▸ **Input for this task**
........

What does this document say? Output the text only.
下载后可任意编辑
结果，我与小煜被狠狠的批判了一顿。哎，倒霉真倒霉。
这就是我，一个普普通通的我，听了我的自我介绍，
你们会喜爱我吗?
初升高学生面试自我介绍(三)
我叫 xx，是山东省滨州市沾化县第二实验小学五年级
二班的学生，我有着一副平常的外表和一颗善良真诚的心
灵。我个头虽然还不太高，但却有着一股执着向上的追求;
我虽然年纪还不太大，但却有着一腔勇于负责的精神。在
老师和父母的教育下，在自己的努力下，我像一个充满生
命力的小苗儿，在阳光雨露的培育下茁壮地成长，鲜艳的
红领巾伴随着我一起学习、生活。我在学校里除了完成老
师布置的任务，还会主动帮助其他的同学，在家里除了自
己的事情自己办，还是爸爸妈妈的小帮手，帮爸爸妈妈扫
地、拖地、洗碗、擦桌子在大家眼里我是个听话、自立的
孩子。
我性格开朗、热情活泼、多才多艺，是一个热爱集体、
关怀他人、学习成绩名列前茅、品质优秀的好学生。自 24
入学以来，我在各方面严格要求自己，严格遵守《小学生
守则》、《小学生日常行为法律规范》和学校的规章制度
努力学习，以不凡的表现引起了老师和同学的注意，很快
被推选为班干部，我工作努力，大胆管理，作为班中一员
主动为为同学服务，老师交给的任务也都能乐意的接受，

........

▸ **Job**
Copy each line of the data exactly, leaving nothing out.

▸ **Response below**
What does this document say? Output the text only.
下载后可任意编辑
结果，我与小煜被狠狠的批判了一顿。哎，倒霉真倒霉。
这就是我，一个普普通通的我，听了我的自我介绍，
你们会喜爱我吗?
初升高学生面试自我介绍(三)
我叫 xx，是山东省滨州市沾化县第二实验小学五年级
二班的学生，我有着一副平常的外表和一颗善良真诚的心
灵。我个头虽然还不太高，但却有着一股执着向上的追求;
我虽然年纪还不太大，但却有着一腔勇于负责的精神。在
老师和父母的教育下，在自己的努力下，我像一个充满生
命力的小苗儿，在阳光雨露的培育下茁壮地成长，鲜艳的
红领巾伴随着我一起学习、生活。我在学校里除了完成老
师布置的任务，还会主动帮助其他的同学，在家里除了自
己的事情自己办，还是爸爸妈妈的小帮手，帮爸爸妈妈扫
地、拖地、洗碗、擦桌子在大家眼里我是个听话、自立的
孩子。
我性格开朗、热情活泼、多才多艺，是一个热爱集体、
关怀他人、学习成绩名列前茅、品质优秀的好学生。自 24
入学以来，我在各方面严格要求自己，严格遵守《小学生
守则》、《小学生日常行为法律规范》和学校的规章制度
努力学习，以不凡的表现引起了老师和同学的注意，很快
被推选为班干部，我工作努力，大胆管理，作为班中一员
主动为为同学服务，老师交给的任务也都能乐意的接受，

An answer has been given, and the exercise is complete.